→ **EXERCISE**:
Go through the entries below and pick out every line with "Dakota".

→ **Collected data entries**:
START

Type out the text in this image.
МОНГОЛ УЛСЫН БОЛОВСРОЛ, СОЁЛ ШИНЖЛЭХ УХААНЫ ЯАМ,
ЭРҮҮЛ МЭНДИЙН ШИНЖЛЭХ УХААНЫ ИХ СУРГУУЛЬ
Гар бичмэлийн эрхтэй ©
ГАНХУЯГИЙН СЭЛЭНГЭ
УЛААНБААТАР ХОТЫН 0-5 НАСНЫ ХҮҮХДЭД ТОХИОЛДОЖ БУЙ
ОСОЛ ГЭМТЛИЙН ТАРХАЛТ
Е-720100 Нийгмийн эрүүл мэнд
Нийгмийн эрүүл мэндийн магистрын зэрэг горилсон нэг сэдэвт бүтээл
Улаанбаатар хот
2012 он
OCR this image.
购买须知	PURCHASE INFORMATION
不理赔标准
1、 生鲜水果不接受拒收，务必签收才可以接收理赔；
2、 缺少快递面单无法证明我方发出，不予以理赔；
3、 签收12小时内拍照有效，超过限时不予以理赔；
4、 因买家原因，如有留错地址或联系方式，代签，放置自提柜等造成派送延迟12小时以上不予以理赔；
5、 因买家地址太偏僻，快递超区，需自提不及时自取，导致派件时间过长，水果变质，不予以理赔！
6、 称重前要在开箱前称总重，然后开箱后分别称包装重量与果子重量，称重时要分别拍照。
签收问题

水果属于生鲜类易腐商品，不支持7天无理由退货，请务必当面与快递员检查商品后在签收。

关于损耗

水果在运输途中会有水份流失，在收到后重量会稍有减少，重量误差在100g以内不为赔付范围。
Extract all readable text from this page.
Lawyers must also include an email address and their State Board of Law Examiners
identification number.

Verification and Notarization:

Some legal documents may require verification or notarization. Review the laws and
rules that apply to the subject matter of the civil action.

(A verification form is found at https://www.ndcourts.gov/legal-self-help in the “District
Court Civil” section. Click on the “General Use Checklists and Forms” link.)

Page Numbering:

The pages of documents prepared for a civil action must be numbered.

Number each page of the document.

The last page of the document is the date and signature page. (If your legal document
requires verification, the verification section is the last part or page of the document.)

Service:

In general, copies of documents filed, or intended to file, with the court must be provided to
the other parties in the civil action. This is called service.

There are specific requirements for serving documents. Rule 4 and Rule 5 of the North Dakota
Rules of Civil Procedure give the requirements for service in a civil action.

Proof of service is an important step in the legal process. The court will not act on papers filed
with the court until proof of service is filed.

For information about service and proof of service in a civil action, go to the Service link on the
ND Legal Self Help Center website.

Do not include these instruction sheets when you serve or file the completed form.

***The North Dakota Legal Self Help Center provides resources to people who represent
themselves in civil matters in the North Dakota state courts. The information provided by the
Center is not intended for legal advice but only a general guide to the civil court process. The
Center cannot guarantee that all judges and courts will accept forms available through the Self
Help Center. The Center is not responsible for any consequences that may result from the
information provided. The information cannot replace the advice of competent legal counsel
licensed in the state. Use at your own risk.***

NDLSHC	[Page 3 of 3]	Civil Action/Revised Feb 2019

END

→ **ANSWER TO THIS EXERCISE**:
There are specific requirements for serving documents. Rule 4 and Rule 5 of the North Dakota
***The North Dakota Legal Self Help Center provides resources to people who represent
themselves in civil matters in the North Dakota state courts. The information provided by the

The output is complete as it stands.